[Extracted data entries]
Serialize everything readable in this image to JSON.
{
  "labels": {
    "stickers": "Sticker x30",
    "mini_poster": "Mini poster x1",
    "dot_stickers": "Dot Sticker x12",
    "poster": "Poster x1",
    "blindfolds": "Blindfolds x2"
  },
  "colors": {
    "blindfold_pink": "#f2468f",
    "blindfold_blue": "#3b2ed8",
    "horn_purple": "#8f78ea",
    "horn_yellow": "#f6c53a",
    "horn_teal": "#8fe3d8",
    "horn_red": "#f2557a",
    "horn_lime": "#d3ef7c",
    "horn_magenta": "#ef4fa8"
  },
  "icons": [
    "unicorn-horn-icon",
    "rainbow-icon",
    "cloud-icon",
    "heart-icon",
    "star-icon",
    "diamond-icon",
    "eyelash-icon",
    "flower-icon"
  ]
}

...

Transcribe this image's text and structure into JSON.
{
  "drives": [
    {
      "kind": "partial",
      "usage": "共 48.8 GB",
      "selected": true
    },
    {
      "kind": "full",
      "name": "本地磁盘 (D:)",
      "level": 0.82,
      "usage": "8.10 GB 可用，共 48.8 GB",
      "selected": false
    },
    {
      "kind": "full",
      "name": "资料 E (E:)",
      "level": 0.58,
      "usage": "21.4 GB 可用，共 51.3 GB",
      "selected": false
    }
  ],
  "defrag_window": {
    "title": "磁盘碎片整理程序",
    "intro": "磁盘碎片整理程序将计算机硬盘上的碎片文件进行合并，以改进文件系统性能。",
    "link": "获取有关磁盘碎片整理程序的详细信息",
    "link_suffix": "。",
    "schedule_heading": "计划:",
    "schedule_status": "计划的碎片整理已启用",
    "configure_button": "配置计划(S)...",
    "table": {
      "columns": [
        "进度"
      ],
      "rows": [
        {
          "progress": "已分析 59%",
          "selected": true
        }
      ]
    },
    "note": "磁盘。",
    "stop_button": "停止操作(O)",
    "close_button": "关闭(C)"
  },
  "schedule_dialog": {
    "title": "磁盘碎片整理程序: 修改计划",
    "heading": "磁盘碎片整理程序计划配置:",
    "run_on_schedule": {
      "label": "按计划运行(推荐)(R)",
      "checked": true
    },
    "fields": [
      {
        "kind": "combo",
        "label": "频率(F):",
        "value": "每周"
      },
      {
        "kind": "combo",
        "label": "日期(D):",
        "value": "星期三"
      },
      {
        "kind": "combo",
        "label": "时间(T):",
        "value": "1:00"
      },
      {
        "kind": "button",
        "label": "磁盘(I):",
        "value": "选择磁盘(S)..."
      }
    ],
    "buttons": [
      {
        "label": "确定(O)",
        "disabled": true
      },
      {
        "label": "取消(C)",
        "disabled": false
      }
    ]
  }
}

▶ _Exercise goal_:
Count how many lines of the data include the word "JSON". Your reply should be that number alone.

▶ _Exercise solution_:
2